— START Data entries —

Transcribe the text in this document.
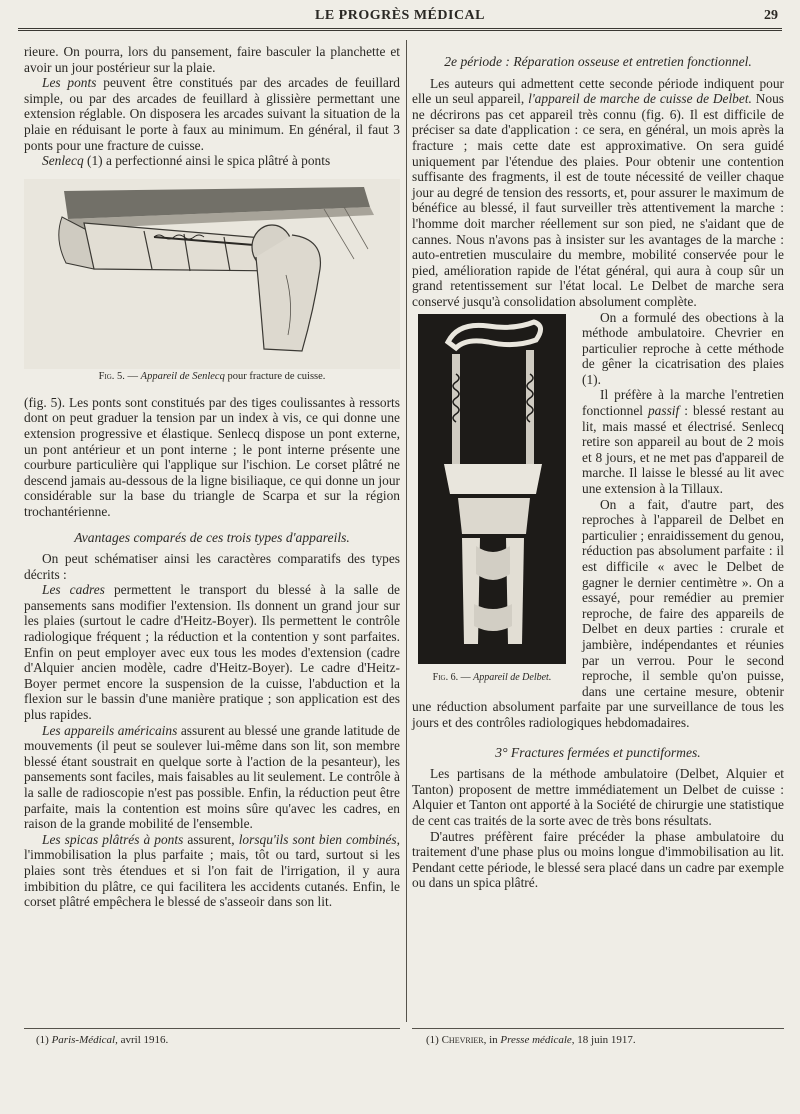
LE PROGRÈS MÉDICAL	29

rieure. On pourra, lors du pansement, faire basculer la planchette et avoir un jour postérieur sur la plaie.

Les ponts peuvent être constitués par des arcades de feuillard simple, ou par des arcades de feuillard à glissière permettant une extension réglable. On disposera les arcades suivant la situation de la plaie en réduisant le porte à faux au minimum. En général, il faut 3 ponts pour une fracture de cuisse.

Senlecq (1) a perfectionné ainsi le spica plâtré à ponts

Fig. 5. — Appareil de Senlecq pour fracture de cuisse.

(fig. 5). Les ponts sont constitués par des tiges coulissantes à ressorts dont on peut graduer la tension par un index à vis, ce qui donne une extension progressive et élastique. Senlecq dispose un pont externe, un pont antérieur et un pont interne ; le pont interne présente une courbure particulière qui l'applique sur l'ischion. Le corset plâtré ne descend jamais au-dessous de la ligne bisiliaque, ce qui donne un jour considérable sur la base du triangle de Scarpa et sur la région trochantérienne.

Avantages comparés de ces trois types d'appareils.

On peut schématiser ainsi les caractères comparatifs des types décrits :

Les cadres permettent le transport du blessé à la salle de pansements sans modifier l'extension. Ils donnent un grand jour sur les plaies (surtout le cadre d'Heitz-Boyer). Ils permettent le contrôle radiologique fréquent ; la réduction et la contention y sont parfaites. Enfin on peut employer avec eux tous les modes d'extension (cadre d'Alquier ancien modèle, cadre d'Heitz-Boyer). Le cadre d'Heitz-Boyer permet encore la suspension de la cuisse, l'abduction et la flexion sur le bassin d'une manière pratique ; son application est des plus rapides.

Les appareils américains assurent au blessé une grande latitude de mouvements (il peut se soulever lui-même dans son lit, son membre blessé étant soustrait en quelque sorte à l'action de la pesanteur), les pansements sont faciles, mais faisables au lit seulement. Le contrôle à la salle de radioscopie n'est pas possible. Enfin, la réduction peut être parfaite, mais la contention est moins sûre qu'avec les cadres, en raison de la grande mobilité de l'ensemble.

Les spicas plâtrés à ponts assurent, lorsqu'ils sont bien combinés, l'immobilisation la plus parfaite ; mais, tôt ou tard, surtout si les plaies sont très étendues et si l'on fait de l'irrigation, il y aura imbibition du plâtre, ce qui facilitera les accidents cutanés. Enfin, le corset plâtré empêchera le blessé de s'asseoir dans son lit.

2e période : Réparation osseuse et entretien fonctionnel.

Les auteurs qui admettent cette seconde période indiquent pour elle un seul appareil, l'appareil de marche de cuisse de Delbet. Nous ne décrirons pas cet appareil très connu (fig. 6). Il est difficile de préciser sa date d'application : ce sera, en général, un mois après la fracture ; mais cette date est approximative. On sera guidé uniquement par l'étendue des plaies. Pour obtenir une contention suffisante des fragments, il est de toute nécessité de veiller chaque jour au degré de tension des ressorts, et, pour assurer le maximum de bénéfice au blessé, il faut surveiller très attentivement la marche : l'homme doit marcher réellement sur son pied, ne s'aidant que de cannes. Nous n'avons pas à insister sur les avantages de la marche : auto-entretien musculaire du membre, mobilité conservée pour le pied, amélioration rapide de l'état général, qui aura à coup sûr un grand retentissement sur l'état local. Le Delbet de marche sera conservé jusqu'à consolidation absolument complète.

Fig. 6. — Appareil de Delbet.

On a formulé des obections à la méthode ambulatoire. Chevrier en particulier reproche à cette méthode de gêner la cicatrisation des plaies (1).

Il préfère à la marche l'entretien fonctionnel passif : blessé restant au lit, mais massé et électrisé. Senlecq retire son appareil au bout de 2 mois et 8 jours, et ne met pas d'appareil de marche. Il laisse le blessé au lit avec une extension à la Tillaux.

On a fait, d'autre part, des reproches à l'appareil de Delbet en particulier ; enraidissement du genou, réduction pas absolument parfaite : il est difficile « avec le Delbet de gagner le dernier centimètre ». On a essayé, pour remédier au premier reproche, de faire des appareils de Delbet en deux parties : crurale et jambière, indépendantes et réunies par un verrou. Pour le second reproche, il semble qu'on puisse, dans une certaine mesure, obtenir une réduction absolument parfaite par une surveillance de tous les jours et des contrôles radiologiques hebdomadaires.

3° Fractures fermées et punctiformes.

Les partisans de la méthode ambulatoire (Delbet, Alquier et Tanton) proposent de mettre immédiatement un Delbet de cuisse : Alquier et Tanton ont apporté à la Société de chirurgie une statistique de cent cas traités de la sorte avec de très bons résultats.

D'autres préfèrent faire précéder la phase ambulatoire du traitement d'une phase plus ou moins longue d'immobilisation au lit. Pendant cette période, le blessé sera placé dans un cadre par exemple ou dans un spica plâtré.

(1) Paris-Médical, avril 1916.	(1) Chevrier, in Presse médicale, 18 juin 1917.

— END Data entries —

- Short task
Transcribe the listing in full. Omit the pictures and keep every line exact.

- The answer
Transcribe the text in this document.
LE PROGRÈS MÉDICAL	29

rieure. On pourra, lors du pansement, faire basculer la planchette et avoir un jour postérieur sur la plaie.

Les ponts peuvent être constitués par des arcades de feuillard simple, ou par des arcades de feuillard à glissière permettant une extension réglable. On disposera les arcades suivant la situation de la plaie en réduisant le porte à faux au minimum. En général, il faut 3 ponts pour une fracture de cuisse.

Senlecq (1) a perfectionné ainsi le spica plâtré à ponts

Fig. 5. — Appareil de Senlecq pour fracture de cuisse.

(fig. 5). Les ponts sont constitués par des tiges coulissantes à ressorts dont on peut graduer la tension par un index à vis, ce qui donne une extension progressive et élastique. Senlecq dispose un pont externe, un pont antérieur et un pont interne ; le pont interne présente une courbure particulière qui l'applique sur l'ischion. Le corset plâtré ne descend jamais au-dessous de la ligne bisiliaque, ce qui donne un jour considérable sur la base du triangle de Scarpa et sur la région trochantérienne.

Avantages comparés de ces trois types d'appareils.

On peut schématiser ainsi les caractères comparatifs des types décrits :

Les cadres permettent le transport du blessé à la salle de pansements sans modifier l'extension. Ils donnent un grand jour sur les plaies (surtout le cadre d'Heitz-Boyer). Ils permettent le contrôle radiologique fréquent ; la réduction et la contention y sont parfaites. Enfin on peut employer avec eux tous les modes d'extension (cadre d'Alquier ancien modèle, cadre d'Heitz-Boyer). Le cadre d'Heitz-Boyer permet encore la suspension de la cuisse, l'abduction et la flexion sur le bassin d'une manière pratique ; son application est des plus rapides.

Les appareils américains assurent au blessé une grande latitude de mouvements (il peut se soulever lui-même dans son lit, son membre blessé étant soustrait en quelque sorte à l'action de la pesanteur), les pansements sont faciles, mais faisables au lit seulement. Le contrôle à la salle de radioscopie n'est pas possible. Enfin, la réduction peut être parfaite, mais la contention est moins sûre qu'avec les cadres, en raison de la grande mobilité de l'ensemble.

Les spicas plâtrés à ponts assurent, lorsqu'ils sont bien combinés, l'immobilisation la plus parfaite ; mais, tôt ou tard, surtout si les plaies sont très étendues et si l'on fait de l'irrigation, il y aura imbibition du plâtre, ce qui facilitera les accidents cutanés. Enfin, le corset plâtré empêchera le blessé de s'asseoir dans son lit.

2e période : Réparation osseuse et entretien fonctionnel.

Les auteurs qui admettent cette seconde période indiquent pour elle un seul appareil, l'appareil de marche de cuisse de Delbet. Nous ne décrirons pas cet appareil très connu (fig. 6). Il est difficile de préciser sa date d'application : ce sera, en général, un mois après la fracture ; mais cette date est approximative. On sera guidé uniquement par l'étendue des plaies. Pour obtenir une contention suffisante des fragments, il est de toute nécessité de veiller chaque jour au degré de tension des ressorts, et, pour assurer le maximum de bénéfice au blessé, il faut surveiller très attentivement la marche : l'homme doit marcher réellement sur son pied, ne s'aidant que de cannes. Nous n'avons pas à insister sur les avantages de la marche : auto-entretien musculaire du membre, mobilité conservée pour le pied, amélioration rapide de l'état général, qui aura à coup sûr un grand retentissement sur l'état local. Le Delbet de marche sera conservé jusqu'à consolidation absolument complète.

Fig. 6. — Appareil de Delbet.

On a formulé des obections à la méthode ambulatoire. Chevrier en particulier reproche à cette méthode de gêner la cicatrisation des plaies (1).

Il préfère à la marche l'entretien fonctionnel passif : blessé restant au lit, mais massé et électrisé. Senlecq retire son appareil au bout de 2 mois et 8 jours, et ne met pas d'appareil de marche. Il laisse le blessé au lit avec une extension à la Tillaux.

On a fait, d'autre part, des reproches à l'appareil de Delbet en particulier ; enraidissement du genou, réduction pas absolument parfaite : il est difficile « avec le Delbet de gagner le dernier centimètre ». On a essayé, pour remédier au premier reproche, de faire des appareils de Delbet en deux parties : crurale et jambière, indépendantes et réunies par un verrou. Pour le second reproche, il semble qu'on puisse, dans une certaine mesure, obtenir une réduction absolument parfaite par une surveillance de tous les jours et des contrôles radiologiques hebdomadaires.

3° Fractures fermées et punctiformes.

Les partisans de la méthode ambulatoire (Delbet, Alquier et Tanton) proposent de mettre immédiatement un Delbet de cuisse : Alquier et Tanton ont apporté à la Société de chirurgie une statistique de cent cas traités de la sorte avec de très bons résultats.

D'autres préfèrent faire précéder la phase ambulatoire du traitement d'une phase plus ou moins longue d'immobilisation au lit. Pendant cette période, le blessé sera placé dans un cadre par exemple ou dans un spica plâtré.

(1) Paris-Médical, avril 1916.	(1) Chevrier, in Presse médicale, 18 juin 1917.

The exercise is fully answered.